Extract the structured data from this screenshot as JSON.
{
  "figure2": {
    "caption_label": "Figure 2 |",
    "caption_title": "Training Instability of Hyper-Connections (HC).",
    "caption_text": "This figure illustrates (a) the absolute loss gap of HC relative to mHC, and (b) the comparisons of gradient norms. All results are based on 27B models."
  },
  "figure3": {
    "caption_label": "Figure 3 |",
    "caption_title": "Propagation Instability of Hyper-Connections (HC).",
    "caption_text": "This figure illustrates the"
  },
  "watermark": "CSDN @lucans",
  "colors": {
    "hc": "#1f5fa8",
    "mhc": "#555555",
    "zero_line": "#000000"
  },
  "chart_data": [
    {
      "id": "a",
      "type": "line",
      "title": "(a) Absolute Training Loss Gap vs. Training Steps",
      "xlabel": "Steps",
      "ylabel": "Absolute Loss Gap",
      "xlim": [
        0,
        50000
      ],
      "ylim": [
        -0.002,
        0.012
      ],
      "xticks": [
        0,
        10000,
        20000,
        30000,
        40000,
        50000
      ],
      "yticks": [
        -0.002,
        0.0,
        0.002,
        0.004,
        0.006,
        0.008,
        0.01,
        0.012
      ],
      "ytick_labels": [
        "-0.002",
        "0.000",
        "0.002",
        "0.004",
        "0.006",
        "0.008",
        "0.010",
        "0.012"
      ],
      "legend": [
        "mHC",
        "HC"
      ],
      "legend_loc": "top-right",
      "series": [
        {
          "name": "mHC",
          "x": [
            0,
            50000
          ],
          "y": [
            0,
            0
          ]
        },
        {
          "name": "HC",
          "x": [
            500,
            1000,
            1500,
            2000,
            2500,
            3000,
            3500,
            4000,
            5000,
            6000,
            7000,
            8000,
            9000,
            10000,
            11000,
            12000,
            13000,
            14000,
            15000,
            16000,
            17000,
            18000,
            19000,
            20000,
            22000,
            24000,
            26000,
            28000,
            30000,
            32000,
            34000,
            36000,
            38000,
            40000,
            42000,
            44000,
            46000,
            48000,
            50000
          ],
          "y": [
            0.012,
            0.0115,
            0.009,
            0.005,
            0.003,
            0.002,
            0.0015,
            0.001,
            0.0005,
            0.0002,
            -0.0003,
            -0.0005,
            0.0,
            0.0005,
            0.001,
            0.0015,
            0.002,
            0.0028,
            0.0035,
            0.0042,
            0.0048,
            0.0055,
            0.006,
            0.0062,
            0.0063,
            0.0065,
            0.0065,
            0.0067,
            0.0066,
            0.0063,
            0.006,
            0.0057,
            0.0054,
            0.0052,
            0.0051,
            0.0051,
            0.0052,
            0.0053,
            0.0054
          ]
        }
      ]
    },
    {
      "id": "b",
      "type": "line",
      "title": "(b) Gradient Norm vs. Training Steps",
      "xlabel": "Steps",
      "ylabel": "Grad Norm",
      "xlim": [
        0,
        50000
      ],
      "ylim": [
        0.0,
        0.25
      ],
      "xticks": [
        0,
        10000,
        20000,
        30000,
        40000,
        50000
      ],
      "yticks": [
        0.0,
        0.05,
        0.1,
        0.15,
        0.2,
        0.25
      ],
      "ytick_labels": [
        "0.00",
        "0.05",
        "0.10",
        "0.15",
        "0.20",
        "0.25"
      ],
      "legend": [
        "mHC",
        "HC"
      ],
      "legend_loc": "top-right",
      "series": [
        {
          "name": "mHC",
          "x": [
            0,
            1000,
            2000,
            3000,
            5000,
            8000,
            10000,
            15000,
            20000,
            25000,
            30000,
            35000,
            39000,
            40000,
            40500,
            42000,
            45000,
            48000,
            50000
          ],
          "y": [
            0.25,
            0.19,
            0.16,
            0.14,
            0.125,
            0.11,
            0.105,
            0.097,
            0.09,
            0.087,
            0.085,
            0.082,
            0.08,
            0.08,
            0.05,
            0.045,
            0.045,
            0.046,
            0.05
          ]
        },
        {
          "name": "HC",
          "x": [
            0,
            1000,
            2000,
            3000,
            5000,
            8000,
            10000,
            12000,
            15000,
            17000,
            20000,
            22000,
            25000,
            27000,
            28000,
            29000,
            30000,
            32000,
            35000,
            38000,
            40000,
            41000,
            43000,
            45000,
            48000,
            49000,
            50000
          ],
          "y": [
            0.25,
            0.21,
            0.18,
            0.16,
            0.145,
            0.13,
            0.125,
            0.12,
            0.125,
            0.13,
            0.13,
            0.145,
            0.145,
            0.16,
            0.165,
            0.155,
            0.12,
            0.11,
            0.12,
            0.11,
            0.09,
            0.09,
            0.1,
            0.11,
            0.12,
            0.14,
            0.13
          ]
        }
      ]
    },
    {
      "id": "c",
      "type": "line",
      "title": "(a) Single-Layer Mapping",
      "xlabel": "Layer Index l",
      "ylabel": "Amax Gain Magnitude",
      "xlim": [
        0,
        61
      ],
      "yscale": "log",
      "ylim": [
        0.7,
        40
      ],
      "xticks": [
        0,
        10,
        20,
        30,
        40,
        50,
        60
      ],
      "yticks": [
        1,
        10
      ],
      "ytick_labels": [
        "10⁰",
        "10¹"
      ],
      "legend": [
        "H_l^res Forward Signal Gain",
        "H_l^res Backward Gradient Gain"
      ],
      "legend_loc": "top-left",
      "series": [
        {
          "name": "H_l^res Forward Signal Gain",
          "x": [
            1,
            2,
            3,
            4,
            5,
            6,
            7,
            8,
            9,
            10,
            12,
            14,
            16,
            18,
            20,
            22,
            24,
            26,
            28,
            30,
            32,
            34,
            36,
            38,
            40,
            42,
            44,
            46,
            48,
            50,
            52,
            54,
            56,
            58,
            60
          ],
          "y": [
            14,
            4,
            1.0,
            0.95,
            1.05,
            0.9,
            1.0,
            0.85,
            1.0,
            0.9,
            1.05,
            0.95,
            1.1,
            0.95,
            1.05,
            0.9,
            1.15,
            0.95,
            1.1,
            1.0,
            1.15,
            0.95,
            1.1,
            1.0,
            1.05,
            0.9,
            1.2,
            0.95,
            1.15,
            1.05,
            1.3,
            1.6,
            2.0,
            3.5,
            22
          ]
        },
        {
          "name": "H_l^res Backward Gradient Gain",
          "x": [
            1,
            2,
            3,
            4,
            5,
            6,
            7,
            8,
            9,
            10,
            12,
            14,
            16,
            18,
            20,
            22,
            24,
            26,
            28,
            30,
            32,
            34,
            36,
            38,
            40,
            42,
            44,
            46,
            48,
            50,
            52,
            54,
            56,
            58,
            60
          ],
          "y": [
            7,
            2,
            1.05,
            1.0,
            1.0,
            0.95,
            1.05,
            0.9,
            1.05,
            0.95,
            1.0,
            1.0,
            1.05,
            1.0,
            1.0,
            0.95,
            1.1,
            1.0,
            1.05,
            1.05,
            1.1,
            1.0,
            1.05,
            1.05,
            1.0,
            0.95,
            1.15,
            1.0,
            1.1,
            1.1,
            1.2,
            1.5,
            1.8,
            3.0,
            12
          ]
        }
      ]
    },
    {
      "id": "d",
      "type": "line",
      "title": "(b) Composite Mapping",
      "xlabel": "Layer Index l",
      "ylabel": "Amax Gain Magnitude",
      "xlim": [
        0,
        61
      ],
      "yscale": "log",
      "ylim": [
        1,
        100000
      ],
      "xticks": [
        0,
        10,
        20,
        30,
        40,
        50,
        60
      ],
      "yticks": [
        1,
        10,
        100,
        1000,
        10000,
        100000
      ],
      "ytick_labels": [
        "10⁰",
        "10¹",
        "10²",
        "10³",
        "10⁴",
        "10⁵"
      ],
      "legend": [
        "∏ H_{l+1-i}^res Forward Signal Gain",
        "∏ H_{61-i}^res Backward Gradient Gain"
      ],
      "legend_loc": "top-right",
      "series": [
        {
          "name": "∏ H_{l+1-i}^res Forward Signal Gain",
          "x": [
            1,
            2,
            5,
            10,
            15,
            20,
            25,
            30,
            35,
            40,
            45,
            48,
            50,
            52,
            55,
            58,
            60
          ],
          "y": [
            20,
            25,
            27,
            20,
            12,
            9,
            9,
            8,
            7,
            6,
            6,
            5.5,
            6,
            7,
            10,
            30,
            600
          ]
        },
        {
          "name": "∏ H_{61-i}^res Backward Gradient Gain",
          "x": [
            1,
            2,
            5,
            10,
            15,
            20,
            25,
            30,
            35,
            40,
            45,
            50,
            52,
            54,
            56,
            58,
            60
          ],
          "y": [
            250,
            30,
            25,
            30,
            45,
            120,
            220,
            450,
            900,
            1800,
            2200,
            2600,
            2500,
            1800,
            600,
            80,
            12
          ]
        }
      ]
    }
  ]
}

Work to complete: Copy out every line of the listing that contains the string "illustrates".

Written solution:
    "caption_text": "This figure illustrates (a) the absolute loss gap of HC relative to mHC, and (b) the comparisons of gradient norms. All results are based on 27B models."
    "caption_text": "This figure illustrates the"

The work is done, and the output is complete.